>>>>

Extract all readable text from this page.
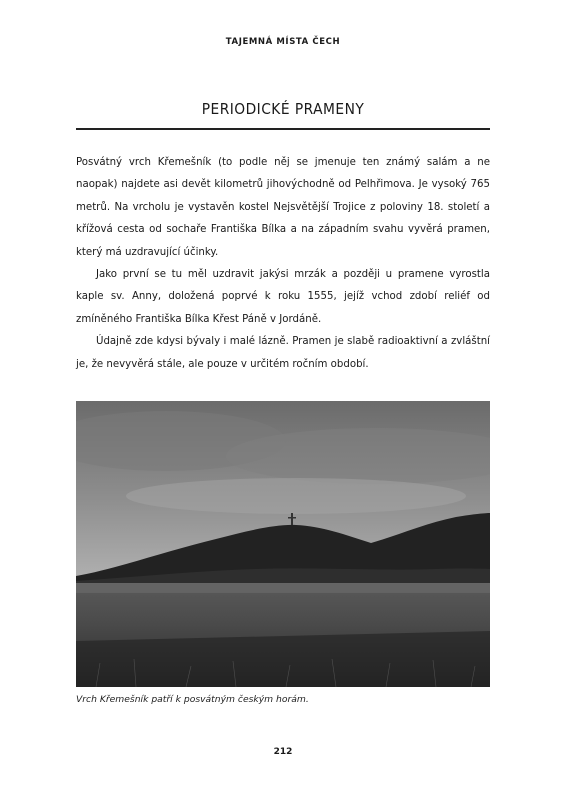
TAJEMNÁ MÍSTA ČECH
PERIODICKÉ PRAMENY

Posvátný vrch Křemešník (to podle něj se jmenuje ten známý salám a ne naopak) najdete asi devět kilometrů jihovýchodně od Pelhřimova. Je vysoký 765 metrů. Na vrcholu je vystavěn kostel Nejsvětější Trojice z poloviny 18. století a křížová cesta od sochaře Františka Bílka a na západním svahu vyvěrá pramen, který má uzdravující účinky.

Jako první se tu měl uzdravit jakýsi mrzák a později u pramene vyrostla kaple sv. Anny, doložená poprvé k roku 1555, jejíž vchod zdobí reliéf od zmíněného Františka Bílka Křest Páně v Jordáně.

Údajně zde kdysi bývaly i malé lázně. Pramen je slabě radioaktivní a zvláštní je, že nevyvěrá stále, ale pouze v určitém ročním období.

Vrch Křemešník patří k posvátným českým horám.
212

<<<<

## EXERCISE PROMPT
Every record must be copied exactly, with the pictures left out.

## RESPONSE FOR THIS EXERCISE
Extract all readable text from this page.
TAJEMNÁ MÍSTA ČECH
PERIODICKÉ PRAMENY

Posvátný vrch Křemešník (to podle něj se jmenuje ten známý salám a ne naopak) najdete asi devět kilometrů jihovýchodně od Pelhřimova. Je vysoký 765 metrů. Na vrcholu je vystavěn kostel Nejsvětější Trojice z poloviny 18. století a křížová cesta od sochaře Františka Bílka a na západním svahu vyvěrá pramen, který má uzdravující účinky.

Jako první se tu měl uzdravit jakýsi mrzák a později u pramene vyrostla kaple sv. Anny, doložená poprvé k roku 1555, jejíž vchod zdobí reliéf od zmíněného Františka Bílka Křest Páně v Jordáně.

Údajně zde kdysi bývaly i malé lázně. Pramen je slabě radioaktivní a zvláštní je, že nevyvěrá stále, ale pouze v určitém ročním období.

Vrch Křemešník patří k posvátným českým horám.
212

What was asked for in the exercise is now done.